[Your objective]
Repeat verbatim the lines of the data below, beginning with the line containing "Read out every word on this page." and continuing to the end.

[Records for the exercise]

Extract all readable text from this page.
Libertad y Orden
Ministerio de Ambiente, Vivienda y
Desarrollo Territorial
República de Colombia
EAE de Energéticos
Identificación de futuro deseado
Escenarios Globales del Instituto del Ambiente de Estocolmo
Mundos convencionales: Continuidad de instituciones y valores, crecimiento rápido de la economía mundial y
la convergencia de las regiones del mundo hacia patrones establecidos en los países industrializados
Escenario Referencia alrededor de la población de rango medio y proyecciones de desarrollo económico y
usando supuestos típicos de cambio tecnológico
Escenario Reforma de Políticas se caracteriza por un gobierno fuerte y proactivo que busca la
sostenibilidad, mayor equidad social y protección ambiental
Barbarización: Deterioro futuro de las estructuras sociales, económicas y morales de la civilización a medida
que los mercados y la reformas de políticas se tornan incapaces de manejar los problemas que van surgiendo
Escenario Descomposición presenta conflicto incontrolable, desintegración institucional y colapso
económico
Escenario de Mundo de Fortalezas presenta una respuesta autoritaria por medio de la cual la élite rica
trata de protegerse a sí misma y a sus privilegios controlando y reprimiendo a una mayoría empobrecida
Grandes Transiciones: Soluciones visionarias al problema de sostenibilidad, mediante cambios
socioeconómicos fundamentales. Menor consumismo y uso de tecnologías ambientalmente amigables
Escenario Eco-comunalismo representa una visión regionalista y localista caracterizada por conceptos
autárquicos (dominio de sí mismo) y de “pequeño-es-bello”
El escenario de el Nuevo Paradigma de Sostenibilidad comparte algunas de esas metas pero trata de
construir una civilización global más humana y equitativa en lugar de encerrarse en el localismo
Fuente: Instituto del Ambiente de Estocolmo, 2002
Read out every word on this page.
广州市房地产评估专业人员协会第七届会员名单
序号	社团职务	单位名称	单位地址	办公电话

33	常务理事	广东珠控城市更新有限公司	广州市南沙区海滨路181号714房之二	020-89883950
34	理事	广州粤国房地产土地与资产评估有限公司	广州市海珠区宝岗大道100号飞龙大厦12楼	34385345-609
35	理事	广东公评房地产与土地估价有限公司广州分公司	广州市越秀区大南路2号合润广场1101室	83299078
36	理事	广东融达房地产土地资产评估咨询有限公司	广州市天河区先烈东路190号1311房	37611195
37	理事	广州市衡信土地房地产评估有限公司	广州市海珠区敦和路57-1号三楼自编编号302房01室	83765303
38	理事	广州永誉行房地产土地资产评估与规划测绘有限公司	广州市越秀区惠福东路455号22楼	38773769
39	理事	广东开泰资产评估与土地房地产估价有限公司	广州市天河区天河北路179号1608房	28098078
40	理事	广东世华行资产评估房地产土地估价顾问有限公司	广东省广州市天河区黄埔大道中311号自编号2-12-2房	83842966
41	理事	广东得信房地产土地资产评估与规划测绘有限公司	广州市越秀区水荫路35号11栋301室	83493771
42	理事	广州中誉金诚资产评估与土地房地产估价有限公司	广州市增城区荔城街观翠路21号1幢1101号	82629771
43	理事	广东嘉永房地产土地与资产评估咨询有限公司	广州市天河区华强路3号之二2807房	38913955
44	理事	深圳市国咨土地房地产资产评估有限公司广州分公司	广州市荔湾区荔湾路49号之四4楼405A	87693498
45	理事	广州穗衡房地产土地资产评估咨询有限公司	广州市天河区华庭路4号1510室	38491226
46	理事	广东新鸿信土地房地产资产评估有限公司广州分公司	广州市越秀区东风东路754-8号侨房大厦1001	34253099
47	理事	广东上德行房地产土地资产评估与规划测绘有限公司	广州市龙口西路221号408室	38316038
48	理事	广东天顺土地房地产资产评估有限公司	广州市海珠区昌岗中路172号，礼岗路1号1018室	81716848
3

[Result of the task]
Read out every word on this page.
广州市房地产评估专业人员协会第七届会员名单
序号	社团职务	单位名称	单位地址	办公电话

33	常务理事	广东珠控城市更新有限公司	广州市南沙区海滨路181号714房之二	020-89883950
34	理事	广州粤国房地产土地与资产评估有限公司	广州市海珠区宝岗大道100号飞龙大厦12楼	34385345-609
35	理事	广东公评房地产与土地估价有限公司广州分公司	广州市越秀区大南路2号合润广场1101室	83299078
36	理事	广东融达房地产土地资产评估咨询有限公司	广州市天河区先烈东路190号1311房	37611195
37	理事	广州市衡信土地房地产评估有限公司	广州市海珠区敦和路57-1号三楼自编编号302房01室	83765303
38	理事	广州永誉行房地产土地资产评估与规划测绘有限公司	广州市越秀区惠福东路455号22楼	38773769
39	理事	广东开泰资产评估与土地房地产估价有限公司	广州市天河区天河北路179号1608房	28098078
40	理事	广东世华行资产评估房地产土地估价顾问有限公司	广东省广州市天河区黄埔大道中311号自编号2-12-2房	83842966
41	理事	广东得信房地产土地资产评估与规划测绘有限公司	广州市越秀区水荫路35号11栋301室	83493771
42	理事	广州中誉金诚资产评估与土地房地产估价有限公司	广州市增城区荔城街观翠路21号1幢1101号	82629771
43	理事	广东嘉永房地产土地与资产评估咨询有限公司	广州市天河区华强路3号之二2807房	38913955
44	理事	深圳市国咨土地房地产资产评估有限公司广州分公司	广州市荔湾区荔湾路49号之四4楼405A	87693498
45	理事	广州穗衡房地产土地资产评估咨询有限公司	广州市天河区华庭路4号1510室	38491226
46	理事	广东新鸿信土地房地产资产评估有限公司广州分公司	广州市越秀区东风东路754-8号侨房大厦1001	34253099
47	理事	广东上德行房地产土地资产评估与规划测绘有限公司	广州市龙口西路221号408室	38316038
48	理事	广东天顺土地房地产资产评估有限公司	广州市海珠区昌岗中路172号，礼岗路1号1018室	81716848
3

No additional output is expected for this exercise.